[start of Exercise data]

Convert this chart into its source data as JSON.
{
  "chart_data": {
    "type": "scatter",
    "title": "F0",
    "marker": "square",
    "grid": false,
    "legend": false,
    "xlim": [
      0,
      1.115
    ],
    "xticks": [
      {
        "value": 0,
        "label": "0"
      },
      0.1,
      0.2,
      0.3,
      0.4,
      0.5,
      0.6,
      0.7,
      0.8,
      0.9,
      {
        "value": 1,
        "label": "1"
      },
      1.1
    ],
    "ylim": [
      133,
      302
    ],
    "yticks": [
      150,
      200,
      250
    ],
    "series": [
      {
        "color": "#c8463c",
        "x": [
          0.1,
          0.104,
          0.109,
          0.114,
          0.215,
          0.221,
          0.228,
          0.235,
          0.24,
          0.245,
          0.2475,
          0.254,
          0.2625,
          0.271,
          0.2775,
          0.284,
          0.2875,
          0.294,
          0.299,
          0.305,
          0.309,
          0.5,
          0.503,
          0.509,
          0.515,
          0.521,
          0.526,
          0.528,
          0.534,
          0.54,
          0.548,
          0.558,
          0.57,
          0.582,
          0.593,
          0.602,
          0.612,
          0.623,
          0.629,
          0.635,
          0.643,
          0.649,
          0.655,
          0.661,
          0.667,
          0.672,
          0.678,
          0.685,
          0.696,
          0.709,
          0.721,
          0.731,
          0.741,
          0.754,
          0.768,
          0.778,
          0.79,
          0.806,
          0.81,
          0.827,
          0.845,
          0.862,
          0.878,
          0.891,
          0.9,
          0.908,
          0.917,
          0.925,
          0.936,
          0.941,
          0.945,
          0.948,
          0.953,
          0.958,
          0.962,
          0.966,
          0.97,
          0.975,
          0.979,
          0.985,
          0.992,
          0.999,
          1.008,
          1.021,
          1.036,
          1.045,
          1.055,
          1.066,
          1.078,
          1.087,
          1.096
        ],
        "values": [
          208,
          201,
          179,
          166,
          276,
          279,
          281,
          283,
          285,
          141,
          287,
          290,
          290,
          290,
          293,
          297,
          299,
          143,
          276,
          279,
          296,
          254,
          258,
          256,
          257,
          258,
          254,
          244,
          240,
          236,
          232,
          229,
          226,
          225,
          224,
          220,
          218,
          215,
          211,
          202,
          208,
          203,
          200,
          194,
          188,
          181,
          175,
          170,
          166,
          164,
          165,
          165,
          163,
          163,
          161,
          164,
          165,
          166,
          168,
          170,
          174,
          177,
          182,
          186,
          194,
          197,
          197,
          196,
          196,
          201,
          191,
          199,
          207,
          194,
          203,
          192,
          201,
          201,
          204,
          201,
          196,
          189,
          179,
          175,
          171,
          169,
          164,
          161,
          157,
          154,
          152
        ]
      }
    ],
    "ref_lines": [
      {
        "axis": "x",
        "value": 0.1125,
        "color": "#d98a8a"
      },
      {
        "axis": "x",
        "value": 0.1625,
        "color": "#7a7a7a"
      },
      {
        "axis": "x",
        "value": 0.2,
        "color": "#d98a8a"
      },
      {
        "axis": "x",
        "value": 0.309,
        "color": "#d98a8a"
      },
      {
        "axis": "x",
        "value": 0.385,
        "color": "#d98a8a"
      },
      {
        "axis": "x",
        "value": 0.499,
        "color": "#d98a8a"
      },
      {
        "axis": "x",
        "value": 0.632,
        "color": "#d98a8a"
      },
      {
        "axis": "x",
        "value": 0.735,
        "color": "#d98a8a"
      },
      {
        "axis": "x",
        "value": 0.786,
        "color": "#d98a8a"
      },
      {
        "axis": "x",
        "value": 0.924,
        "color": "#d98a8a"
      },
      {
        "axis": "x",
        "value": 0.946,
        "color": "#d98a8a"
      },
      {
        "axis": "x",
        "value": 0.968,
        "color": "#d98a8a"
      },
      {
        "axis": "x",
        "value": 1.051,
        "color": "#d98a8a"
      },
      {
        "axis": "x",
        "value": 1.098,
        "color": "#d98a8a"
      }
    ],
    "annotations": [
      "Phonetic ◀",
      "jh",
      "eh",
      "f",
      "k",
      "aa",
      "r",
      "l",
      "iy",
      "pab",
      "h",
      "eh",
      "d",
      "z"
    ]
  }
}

[end of Exercise data]

## Task goal
All of the material above needs to be retyped word for word.

## Exercise response
Convert this chart into its source data as JSON.
{
  "chart_data": {
    "type": "scatter",
    "title": "F0",
    "marker": "square",
    "grid": false,
    "legend": false,
    "xlim": [
      0,
      1.115
    ],
    "xticks": [
      {
        "value": 0,
        "label": "0"
      },
      0.1,
      0.2,
      0.3,
      0.4,
      0.5,
      0.6,
      0.7,
      0.8,
      0.9,
      {
        "value": 1,
        "label": "1"
      },
      1.1
    ],
    "ylim": [
      133,
      302
    ],
    "yticks": [
      150,
      200,
      250
    ],
    "series": [
      {
        "color": "#c8463c",
        "x": [
          0.1,
          0.104,
          0.109,
          0.114,
          0.215,
          0.221,
          0.228,
          0.235,
          0.24,
          0.245,
          0.2475,
          0.254,
          0.2625,
          0.271,
          0.2775,
          0.284,
          0.2875,
          0.294,
          0.299,
          0.305,
          0.309,
          0.5,
          0.503,
          0.509,
          0.515,
          0.521,
          0.526,
          0.528,
          0.534,
          0.54,
          0.548,
          0.558,
          0.57,
          0.582,
          0.593,
          0.602,
          0.612,
          0.623,
          0.629,
          0.635,
          0.643,
          0.649,
          0.655,
          0.661,
          0.667,
          0.672,
          0.678,
          0.685,
          0.696,
          0.709,
          0.721,
          0.731,
          0.741,
          0.754,
          0.768,
          0.778,
          0.79,
          0.806,
          0.81,
          0.827,
          0.845,
          0.862,
          0.878,
          0.891,
          0.9,
          0.908,
          0.917,
          0.925,
          0.936,
          0.941,
          0.945,
          0.948,
          0.953,
          0.958,
          0.962,
          0.966,
          0.97,
          0.975,
          0.979,
          0.985,
          0.992,
          0.999,
          1.008,
          1.021,
          1.036,
          1.045,
          1.055,
          1.066,
          1.078,
          1.087,
          1.096
        ],
        "values": [
          208,
          201,
          179,
          166,
          276,
          279,
          281,
          283,
          285,
          141,
          287,
          290,
          290,
          290,
          293,
          297,
          299,
          143,
          276,
          279,
          296,
          254,
          258,
          256,
          257,
          258,
          254,
          244,
          240,
          236,
          232,
          229,
          226,
          225,
          224,
          220,
          218,
          215,
          211,
          202,
          208,
          203,
          200,
          194,
          188,
          181,
          175,
          170,
          166,
          164,
          165,
          165,
          163,
          163,
          161,
          164,
          165,
          166,
          168,
          170,
          174,
          177,
          182,
          186,
          194,
          197,
          197,
          196,
          196,
          201,
          191,
          199,
          207,
          194,
          203,
          192,
          201,
          201,
          204,
          201,
          196,
          189,
          179,
          175,
          171,
          169,
          164,
          161,
          157,
          154,
          152
        ]
      }
    ],
    "ref_lines": [
      {
        "axis": "x",
        "value": 0.1125,
        "color": "#d98a8a"
      },
      {
        "axis": "x",
        "value": 0.1625,
        "color": "#7a7a7a"
      },
      {
        "axis": "x",
        "value": 0.2,
        "color": "#d98a8a"
      },
      {
        "axis": "x",
        "value": 0.309,
        "color": "#d98a8a"
      },
      {
        "axis": "x",
        "value": 0.385,
        "color": "#d98a8a"
      },
      {
        "axis": "x",
        "value": 0.499,
        "color": "#d98a8a"
      },
      {
        "axis": "x",
        "value": 0.632,
        "color": "#d98a8a"
      },
      {
        "axis": "x",
        "value": 0.735,
        "color": "#d98a8a"
      },
      {
        "axis": "x",
        "value": 0.786,
        "color": "#d98a8a"
      },
      {
        "axis": "x",
        "value": 0.924,
        "color": "#d98a8a"
      },
      {
        "axis": "x",
        "value": 0.946,
        "color": "#d98a8a"
      },
      {
        "axis": "x",
        "value": 0.968,
        "color": "#d98a8a"
      },
      {
        "axis": "x",
        "value": 1.051,
        "color": "#d98a8a"
      },
      {
        "axis": "x",
        "value": 1.098,
        "color": "#d98a8a"
      }
    ],
    "annotations": [
      "Phonetic ◀",
      "jh",
      "eh",
      "f",
      "k",
      "aa",
      "r",
      "l",
      "iy",
      "pab",
      "h",
      "eh",
      "d",
      "z"
    ]
  }
}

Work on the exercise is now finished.